* START Data for this task *

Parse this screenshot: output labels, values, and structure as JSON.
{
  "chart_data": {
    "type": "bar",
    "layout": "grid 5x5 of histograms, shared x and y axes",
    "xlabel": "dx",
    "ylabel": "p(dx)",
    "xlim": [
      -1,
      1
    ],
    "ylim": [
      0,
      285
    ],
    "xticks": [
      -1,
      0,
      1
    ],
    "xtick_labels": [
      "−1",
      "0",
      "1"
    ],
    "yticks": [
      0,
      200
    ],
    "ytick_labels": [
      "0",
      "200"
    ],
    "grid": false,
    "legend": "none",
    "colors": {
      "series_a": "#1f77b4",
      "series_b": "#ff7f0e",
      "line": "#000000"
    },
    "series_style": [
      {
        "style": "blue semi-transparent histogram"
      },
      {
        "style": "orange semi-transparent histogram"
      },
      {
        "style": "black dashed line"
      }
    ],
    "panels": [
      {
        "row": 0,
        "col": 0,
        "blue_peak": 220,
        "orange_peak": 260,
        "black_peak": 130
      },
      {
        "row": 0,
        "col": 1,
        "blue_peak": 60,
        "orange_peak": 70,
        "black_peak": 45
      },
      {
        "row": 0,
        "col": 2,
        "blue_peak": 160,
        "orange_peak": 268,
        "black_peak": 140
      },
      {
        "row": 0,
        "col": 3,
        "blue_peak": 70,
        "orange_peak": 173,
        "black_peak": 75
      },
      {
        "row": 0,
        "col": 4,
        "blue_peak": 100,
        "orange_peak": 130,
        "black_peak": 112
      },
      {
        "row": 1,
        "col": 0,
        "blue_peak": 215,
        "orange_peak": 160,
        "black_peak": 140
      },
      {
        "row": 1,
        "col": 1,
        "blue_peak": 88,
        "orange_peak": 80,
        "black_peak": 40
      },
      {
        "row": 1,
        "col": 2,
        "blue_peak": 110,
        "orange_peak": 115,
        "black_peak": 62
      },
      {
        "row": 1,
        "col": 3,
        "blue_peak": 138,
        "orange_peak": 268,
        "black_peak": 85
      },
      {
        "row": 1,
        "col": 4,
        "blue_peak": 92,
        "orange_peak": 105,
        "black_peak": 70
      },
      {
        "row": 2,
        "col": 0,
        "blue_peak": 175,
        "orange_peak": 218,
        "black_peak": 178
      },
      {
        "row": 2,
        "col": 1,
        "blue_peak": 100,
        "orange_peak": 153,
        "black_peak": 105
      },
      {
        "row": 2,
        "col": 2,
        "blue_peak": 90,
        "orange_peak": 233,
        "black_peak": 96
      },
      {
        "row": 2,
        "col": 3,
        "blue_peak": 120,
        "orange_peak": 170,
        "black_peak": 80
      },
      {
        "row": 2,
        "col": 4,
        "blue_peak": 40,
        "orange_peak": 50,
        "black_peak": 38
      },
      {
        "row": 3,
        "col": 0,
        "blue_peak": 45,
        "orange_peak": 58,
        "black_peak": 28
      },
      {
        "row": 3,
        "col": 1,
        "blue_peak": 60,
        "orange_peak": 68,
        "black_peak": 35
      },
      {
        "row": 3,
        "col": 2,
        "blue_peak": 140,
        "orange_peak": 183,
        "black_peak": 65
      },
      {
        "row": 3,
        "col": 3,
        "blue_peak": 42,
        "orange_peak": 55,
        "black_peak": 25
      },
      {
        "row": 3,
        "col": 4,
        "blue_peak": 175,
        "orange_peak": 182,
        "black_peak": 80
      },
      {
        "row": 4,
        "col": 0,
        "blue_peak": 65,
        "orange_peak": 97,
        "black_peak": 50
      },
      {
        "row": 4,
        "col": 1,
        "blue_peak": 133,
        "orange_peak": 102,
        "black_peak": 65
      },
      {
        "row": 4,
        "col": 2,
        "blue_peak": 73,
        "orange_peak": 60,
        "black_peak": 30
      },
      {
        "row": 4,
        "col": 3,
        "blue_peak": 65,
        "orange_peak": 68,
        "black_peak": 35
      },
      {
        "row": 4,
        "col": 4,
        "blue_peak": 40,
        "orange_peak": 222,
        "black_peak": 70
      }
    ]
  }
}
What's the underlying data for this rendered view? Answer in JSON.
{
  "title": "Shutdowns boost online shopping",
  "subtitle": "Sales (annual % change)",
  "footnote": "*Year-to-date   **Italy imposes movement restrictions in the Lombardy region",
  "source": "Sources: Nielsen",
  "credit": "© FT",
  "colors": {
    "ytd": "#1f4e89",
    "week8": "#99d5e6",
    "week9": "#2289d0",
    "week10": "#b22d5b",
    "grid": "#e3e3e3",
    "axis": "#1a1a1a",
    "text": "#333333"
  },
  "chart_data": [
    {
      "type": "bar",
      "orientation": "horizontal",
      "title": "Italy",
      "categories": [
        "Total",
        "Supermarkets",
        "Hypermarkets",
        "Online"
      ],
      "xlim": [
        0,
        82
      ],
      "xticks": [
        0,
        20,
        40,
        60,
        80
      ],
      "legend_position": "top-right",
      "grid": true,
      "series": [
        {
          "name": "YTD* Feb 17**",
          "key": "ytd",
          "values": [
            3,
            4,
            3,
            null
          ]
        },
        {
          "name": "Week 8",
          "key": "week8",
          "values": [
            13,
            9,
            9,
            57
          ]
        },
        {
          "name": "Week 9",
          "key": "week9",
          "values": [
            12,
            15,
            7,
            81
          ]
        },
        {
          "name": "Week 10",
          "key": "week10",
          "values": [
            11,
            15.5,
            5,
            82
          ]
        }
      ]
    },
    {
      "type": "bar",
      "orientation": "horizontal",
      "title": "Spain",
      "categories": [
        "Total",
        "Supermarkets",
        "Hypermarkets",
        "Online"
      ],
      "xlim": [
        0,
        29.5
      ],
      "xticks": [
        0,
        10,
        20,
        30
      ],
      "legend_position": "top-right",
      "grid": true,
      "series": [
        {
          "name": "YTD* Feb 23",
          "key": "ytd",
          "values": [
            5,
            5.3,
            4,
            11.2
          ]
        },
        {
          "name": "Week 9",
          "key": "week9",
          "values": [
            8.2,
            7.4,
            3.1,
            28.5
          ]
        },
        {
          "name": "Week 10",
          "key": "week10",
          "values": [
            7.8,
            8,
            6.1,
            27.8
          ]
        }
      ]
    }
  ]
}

* END Data for this task *

● Given task
Above are the records; retype them all without a single difference.

● Output below
Parse this screenshot: output labels, values, and structure as JSON.
{
  "chart_data": {
    "type": "bar",
    "layout": "grid 5x5 of histograms, shared x and y axes",
    "xlabel": "dx",
    "ylabel": "p(dx)",
    "xlim": [
      -1,
      1
    ],
    "ylim": [
      0,
      285
    ],
    "xticks": [
      -1,
      0,
      1
    ],
    "xtick_labels": [
      "−1",
      "0",
      "1"
    ],
    "yticks": [
      0,
      200
    ],
    "ytick_labels": [
      "0",
      "200"
    ],
    "grid": false,
    "legend": "none",
    "colors": {
      "series_a": "#1f77b4",
      "series_b": "#ff7f0e",
      "line": "#000000"
    },
    "series_style": [
      {
        "style": "blue semi-transparent histogram"
      },
      {
        "style": "orange semi-transparent histogram"
      },
      {
        "style": "black dashed line"
      }
    ],
    "panels": [
      {
        "row": 0,
        "col": 0,
        "blue_peak": 220,
        "orange_peak": 260,
        "black_peak": 130
      },
      {
        "row": 0,
        "col": 1,
        "blue_peak": 60,
        "orange_peak": 70,
        "black_peak": 45
      },
      {
        "row": 0,
        "col": 2,
        "blue_peak": 160,
        "orange_peak": 268,
        "black_peak": 140
      },
      {
        "row": 0,
        "col": 3,
        "blue_peak": 70,
        "orange_peak": 173,
        "black_peak": 75
      },
      {
        "row": 0,
        "col": 4,
        "blue_peak": 100,
        "orange_peak": 130,
        "black_peak": 112
      },
      {
        "row": 1,
        "col": 0,
        "blue_peak": 215,
        "orange_peak": 160,
        "black_peak": 140
      },
      {
        "row": 1,
        "col": 1,
        "blue_peak": 88,
        "orange_peak": 80,
        "black_peak": 40
      },
      {
        "row": 1,
        "col": 2,
        "blue_peak": 110,
        "orange_peak": 115,
        "black_peak": 62
      },
      {
        "row": 1,
        "col": 3,
        "blue_peak": 138,
        "orange_peak": 268,
        "black_peak": 85
      },
      {
        "row": 1,
        "col": 4,
        "blue_peak": 92,
        "orange_peak": 105,
        "black_peak": 70
      },
      {
        "row": 2,
        "col": 0,
        "blue_peak": 175,
        "orange_peak": 218,
        "black_peak": 178
      },
      {
        "row": 2,
        "col": 1,
        "blue_peak": 100,
        "orange_peak": 153,
        "black_peak": 105
      },
      {
        "row": 2,
        "col": 2,
        "blue_peak": 90,
        "orange_peak": 233,
        "black_peak": 96
      },
      {
        "row": 2,
        "col": 3,
        "blue_peak": 120,
        "orange_peak": 170,
        "black_peak": 80
      },
      {
        "row": 2,
        "col": 4,
        "blue_peak": 40,
        "orange_peak": 50,
        "black_peak": 38
      },
      {
        "row": 3,
        "col": 0,
        "blue_peak": 45,
        "orange_peak": 58,
        "black_peak": 28
      },
      {
        "row": 3,
        "col": 1,
        "blue_peak": 60,
        "orange_peak": 68,
        "black_peak": 35
      },
      {
        "row": 3,
        "col": 2,
        "blue_peak": 140,
        "orange_peak": 183,
        "black_peak": 65
      },
      {
        "row": 3,
        "col": 3,
        "blue_peak": 42,
        "orange_peak": 55,
        "black_peak": 25
      },
      {
        "row": 3,
        "col": 4,
        "blue_peak": 175,
        "orange_peak": 182,
        "black_peak": 80
      },
      {
        "row": 4,
        "col": 0,
        "blue_peak": 65,
        "orange_peak": 97,
        "black_peak": 50
      },
      {
        "row": 4,
        "col": 1,
        "blue_peak": 133,
        "orange_peak": 102,
        "black_peak": 65
      },
      {
        "row": 4,
        "col": 2,
        "blue_peak": 73,
        "orange_peak": 60,
        "black_peak": 30
      },
      {
        "row": 4,
        "col": 3,
        "blue_peak": 65,
        "orange_peak": 68,
        "black_peak": 35
      },
      {
        "row": 4,
        "col": 4,
        "blue_peak": 40,
        "orange_peak": 222,
        "black_peak": 70
      }
    ]
  }
}
What's the underlying data for this rendered view? Answer in JSON.
{
  "title": "Shutdowns boost online shopping",
  "subtitle": "Sales (annual % change)",
  "footnote": "*Year-to-date   **Italy imposes movement restrictions in the Lombardy region",
  "source": "Sources: Nielsen",
  "credit": "© FT",
  "colors": {
    "ytd": "#1f4e89",
    "week8": "#99d5e6",
    "week9": "#2289d0",
    "week10": "#b22d5b",
    "grid": "#e3e3e3",
    "axis": "#1a1a1a",
    "text": "#333333"
  },
  "chart_data": [
    {
      "type": "bar",
      "orientation": "horizontal",
      "title": "Italy",
      "categories": [
        "Total",
        "Supermarkets",
        "Hypermarkets",
        "Online"
      ],
      "xlim": [
        0,
        82
      ],
      "xticks": [
        0,
        20,
        40,
        60,
        80
      ],
      "legend_position": "top-right",
      "grid": true,
      "series": [
        {
          "name": "YTD* Feb 17**",
          "key": "ytd",
          "values": [
            3,
            4,
            3,
            null
          ]
        },
        {
          "name": "Week 8",
          "key": "week8",
          "values": [
            13,
            9,
            9,
            57
          ]
        },
        {
          "name": "Week 9",
          "key": "week9",
          "values": [
            12,
            15,
            7,
            81
          ]
        },
        {
          "name": "Week 10",
          "key": "week10",
          "values": [
            11,
            15.5,
            5,
            82
          ]
        }
      ]
    },
    {
      "type": "bar",
      "orientation": "horizontal",
      "title": "Spain",
      "categories": [
        "Total",
        "Supermarkets",
        "Hypermarkets",
        "Online"
      ],
      "xlim": [
        0,
        29.5
      ],
      "xticks": [
        0,
        10,
        20,
        30
      ],
      "legend_position": "top-right",
      "grid": true,
      "series": [
        {
          "name": "YTD* Feb 23",
          "key": "ytd",
          "values": [
            5,
            5.3,
            4,
            11.2
          ]
        },
        {
          "name": "Week 9",
          "key": "week9",
          "values": [
            8.2,
            7.4,
            3.1,
            28.5
          ]
        },
        {
          "name": "Week 10",
          "key": "week10",
          "values": [
            7.8,
            8,
            6.1,
            27.8
          ]
        }
      ]
    }
  ]
}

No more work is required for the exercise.